→ What this task involves
Retype the whole listing, please, keeping every line exact and dropping the pictures.

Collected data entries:
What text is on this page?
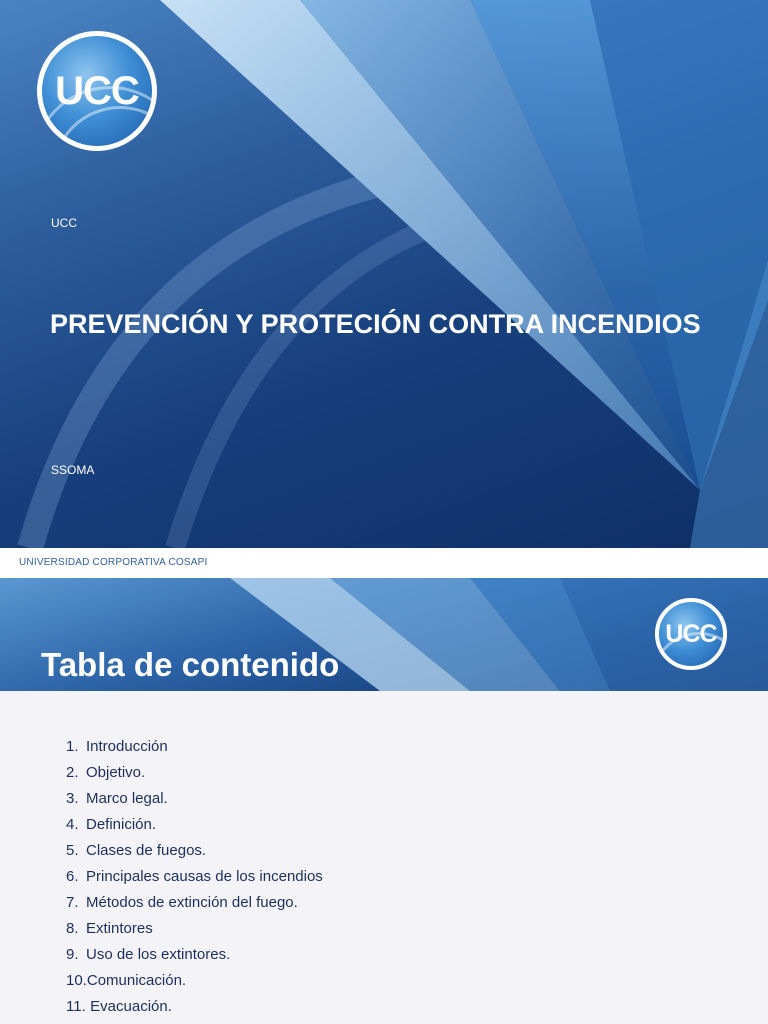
UCC
UCC
PREVENCIÓN Y PROTECIÓN CONTRA INCENDIOS
SSOMA
UNIVERSIDAD CORPORATIVA COSAPI
UCC
Tabla de contenido
1. Introducción
2. Objetivo.
3. Marco legal.
4. Definición.
5. Clases de fuegos.
6. Principales causas de los incendios
7. Métodos de extinción del fuego.
8. Extintores
9. Uso de los extintores.
10.Comunicación.
11. Evacuación.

→ Solution to this task
What text is on this page?
UCC
UCC
PREVENCIÓN Y PROTECIÓN CONTRA INCENDIOS
SSOMA
UNIVERSIDAD CORPORATIVA COSAPI
UCC
Tabla de contenido
1. Introducción
2. Objetivo.
3. Marco legal.
4. Definición.
5. Clases de fuegos.
6. Principales causas de los incendios
7. Métodos de extinción del fuego.
8. Extintores
9. Uso de los extintores.
10.Comunicación.
11. Evacuación.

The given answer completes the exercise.